▶ _WHAT YOU WILL DO_
Below are some entries. Work out how many of their lines hold the word "ARNT", and write that number alone.

+ + +

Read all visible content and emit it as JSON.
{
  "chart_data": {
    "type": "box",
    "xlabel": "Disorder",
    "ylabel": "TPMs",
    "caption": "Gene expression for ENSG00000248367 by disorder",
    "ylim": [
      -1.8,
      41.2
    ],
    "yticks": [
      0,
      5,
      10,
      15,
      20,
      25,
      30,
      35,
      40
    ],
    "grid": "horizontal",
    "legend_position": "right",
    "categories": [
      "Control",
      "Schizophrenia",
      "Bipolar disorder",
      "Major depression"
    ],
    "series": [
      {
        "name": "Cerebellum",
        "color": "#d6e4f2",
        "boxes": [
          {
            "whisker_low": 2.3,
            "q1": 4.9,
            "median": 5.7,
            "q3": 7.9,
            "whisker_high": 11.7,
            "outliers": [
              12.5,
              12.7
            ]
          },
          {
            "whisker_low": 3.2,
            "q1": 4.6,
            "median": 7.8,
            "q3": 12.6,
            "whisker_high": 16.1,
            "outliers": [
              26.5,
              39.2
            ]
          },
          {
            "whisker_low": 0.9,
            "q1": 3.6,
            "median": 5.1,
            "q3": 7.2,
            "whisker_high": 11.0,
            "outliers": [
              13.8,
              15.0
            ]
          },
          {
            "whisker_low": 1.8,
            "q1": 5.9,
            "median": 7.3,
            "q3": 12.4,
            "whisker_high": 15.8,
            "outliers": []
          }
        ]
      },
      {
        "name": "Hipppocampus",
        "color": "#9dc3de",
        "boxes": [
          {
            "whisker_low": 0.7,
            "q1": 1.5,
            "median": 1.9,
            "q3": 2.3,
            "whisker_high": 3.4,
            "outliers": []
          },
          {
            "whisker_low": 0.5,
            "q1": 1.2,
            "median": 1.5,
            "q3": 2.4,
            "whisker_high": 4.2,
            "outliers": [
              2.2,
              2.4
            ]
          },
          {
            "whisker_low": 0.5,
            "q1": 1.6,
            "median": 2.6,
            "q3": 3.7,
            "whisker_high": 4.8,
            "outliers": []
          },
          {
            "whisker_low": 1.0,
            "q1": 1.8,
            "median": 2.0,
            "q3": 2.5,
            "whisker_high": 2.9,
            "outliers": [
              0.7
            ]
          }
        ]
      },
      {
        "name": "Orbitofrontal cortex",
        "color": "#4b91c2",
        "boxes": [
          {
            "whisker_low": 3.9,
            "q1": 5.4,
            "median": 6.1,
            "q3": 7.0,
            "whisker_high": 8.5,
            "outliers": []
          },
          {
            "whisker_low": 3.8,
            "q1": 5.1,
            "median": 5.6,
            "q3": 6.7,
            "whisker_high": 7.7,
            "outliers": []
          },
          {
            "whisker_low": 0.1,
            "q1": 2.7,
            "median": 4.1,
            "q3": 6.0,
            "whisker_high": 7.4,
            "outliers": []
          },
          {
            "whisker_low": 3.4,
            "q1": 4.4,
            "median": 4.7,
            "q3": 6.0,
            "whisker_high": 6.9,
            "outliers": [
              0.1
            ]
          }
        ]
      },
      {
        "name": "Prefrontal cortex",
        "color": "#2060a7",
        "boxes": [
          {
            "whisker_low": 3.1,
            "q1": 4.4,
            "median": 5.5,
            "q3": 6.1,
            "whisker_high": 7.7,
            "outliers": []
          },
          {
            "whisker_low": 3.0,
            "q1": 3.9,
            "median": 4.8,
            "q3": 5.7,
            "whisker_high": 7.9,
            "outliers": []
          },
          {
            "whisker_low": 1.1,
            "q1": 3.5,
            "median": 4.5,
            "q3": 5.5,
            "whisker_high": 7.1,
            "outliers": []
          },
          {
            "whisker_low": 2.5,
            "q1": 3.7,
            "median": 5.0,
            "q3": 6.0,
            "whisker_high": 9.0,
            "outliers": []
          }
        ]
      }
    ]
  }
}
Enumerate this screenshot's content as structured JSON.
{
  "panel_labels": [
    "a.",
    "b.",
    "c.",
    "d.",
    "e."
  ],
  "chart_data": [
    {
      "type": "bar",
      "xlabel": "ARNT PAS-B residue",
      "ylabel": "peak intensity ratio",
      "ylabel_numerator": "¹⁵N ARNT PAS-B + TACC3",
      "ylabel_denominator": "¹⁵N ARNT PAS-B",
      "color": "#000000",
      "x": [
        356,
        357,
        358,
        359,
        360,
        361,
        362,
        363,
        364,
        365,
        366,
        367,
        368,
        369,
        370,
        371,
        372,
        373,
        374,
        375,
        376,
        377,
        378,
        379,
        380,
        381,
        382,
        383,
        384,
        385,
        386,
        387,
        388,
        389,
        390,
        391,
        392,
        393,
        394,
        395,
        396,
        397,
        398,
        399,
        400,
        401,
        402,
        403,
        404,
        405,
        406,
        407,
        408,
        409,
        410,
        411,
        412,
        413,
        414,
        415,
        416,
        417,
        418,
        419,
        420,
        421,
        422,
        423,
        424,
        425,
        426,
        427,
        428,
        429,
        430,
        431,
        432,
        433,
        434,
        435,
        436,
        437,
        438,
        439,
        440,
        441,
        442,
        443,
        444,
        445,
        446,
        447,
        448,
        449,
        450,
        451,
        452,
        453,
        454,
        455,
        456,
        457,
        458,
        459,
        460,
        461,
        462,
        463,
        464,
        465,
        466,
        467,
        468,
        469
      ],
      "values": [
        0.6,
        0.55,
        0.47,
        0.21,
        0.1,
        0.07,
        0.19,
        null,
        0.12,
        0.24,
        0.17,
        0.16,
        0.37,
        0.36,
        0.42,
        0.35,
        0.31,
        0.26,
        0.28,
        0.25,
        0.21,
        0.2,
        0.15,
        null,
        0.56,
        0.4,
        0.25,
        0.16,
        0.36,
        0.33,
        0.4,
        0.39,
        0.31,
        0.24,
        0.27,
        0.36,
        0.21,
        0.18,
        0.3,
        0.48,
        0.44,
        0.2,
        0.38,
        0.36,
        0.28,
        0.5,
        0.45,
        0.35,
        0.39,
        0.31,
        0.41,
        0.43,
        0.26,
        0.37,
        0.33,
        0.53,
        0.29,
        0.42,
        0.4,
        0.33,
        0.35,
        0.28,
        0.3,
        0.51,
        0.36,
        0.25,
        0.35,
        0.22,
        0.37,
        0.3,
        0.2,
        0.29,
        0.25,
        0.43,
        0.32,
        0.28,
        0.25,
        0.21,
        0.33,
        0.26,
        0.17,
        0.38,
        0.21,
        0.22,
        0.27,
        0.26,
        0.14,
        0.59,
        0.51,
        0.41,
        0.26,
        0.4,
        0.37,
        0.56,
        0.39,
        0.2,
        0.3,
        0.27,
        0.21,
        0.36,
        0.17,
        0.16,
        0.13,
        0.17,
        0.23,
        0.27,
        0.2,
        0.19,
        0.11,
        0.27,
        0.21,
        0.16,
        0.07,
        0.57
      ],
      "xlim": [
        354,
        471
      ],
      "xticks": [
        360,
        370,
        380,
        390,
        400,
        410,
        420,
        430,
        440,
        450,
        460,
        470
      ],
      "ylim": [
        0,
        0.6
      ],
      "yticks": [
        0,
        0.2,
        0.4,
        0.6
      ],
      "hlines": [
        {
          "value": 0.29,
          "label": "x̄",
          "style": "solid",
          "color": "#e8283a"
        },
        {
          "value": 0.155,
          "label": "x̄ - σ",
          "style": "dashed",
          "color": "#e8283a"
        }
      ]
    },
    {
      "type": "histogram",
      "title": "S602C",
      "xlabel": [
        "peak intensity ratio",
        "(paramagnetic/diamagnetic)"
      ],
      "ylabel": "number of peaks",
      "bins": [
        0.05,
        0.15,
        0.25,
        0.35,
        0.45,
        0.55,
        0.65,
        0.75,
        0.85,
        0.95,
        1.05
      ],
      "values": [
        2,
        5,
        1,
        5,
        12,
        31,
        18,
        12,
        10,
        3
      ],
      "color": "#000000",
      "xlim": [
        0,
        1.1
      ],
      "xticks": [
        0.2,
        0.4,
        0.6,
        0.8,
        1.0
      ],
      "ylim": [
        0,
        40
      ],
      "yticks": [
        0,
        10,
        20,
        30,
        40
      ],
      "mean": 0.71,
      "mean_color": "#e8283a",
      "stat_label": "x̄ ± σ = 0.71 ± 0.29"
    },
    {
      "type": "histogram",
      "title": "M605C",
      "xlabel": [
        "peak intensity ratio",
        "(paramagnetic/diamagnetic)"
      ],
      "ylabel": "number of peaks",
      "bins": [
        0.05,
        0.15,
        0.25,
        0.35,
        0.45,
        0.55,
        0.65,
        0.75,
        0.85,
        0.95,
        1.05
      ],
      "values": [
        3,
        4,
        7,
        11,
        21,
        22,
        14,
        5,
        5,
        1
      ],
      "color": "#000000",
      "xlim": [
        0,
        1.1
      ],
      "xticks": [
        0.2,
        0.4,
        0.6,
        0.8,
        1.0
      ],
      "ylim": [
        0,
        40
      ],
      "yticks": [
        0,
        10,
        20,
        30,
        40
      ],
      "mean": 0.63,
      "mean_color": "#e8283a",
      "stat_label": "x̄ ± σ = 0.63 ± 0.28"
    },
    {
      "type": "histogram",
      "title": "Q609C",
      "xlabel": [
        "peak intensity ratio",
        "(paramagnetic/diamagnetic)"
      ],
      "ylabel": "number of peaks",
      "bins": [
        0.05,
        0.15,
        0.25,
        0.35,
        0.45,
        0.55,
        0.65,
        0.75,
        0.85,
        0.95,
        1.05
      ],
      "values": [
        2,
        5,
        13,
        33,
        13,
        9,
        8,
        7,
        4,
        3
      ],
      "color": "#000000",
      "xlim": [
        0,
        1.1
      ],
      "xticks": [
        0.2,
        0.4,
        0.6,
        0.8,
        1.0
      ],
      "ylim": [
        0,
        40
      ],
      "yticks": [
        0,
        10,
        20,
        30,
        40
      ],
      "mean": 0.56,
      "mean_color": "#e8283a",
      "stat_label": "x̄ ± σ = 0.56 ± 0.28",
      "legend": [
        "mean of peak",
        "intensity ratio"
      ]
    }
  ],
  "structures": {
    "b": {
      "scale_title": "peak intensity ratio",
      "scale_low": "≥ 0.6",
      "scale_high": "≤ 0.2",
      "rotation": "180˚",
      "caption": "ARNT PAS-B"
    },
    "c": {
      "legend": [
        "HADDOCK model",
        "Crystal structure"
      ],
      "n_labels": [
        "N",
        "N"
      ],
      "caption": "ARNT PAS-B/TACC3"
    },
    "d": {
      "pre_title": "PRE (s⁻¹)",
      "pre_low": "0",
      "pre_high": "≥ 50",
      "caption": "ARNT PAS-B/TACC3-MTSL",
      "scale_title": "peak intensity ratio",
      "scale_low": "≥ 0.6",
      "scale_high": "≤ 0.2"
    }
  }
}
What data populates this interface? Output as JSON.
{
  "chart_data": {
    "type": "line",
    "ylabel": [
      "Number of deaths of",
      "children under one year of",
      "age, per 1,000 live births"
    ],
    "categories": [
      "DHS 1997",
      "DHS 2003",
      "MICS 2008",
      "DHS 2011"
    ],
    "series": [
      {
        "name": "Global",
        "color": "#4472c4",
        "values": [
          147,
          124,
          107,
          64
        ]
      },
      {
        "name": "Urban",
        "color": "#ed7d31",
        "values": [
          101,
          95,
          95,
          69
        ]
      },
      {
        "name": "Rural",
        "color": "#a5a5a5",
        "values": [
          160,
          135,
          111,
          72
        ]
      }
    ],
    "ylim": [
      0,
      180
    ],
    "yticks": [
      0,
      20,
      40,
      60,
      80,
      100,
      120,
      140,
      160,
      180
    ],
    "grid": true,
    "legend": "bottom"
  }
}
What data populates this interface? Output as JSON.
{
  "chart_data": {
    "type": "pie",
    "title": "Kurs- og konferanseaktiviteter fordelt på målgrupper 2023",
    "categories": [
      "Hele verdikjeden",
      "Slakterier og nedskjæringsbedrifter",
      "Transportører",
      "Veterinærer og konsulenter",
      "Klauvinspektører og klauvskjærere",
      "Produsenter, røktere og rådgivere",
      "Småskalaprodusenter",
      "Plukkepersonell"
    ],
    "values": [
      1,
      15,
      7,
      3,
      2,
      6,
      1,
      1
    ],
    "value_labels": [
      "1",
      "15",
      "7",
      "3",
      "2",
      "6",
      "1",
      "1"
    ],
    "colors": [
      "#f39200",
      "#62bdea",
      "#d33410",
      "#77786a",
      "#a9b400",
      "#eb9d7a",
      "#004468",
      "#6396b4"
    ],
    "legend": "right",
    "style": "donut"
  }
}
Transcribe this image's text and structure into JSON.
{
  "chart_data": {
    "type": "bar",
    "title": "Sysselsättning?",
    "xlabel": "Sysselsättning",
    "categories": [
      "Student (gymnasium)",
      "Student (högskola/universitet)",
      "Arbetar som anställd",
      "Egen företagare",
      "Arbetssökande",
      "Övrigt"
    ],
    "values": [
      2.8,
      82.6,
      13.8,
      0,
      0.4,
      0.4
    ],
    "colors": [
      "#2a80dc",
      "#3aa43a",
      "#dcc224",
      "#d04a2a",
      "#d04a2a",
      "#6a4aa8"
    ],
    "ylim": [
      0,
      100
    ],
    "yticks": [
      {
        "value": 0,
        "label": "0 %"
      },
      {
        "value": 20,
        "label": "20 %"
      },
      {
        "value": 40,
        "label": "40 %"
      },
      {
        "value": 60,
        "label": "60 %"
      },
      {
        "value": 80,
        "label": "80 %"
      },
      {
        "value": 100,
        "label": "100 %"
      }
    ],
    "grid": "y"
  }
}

+ + +

▶ _TASK ANSWER_
6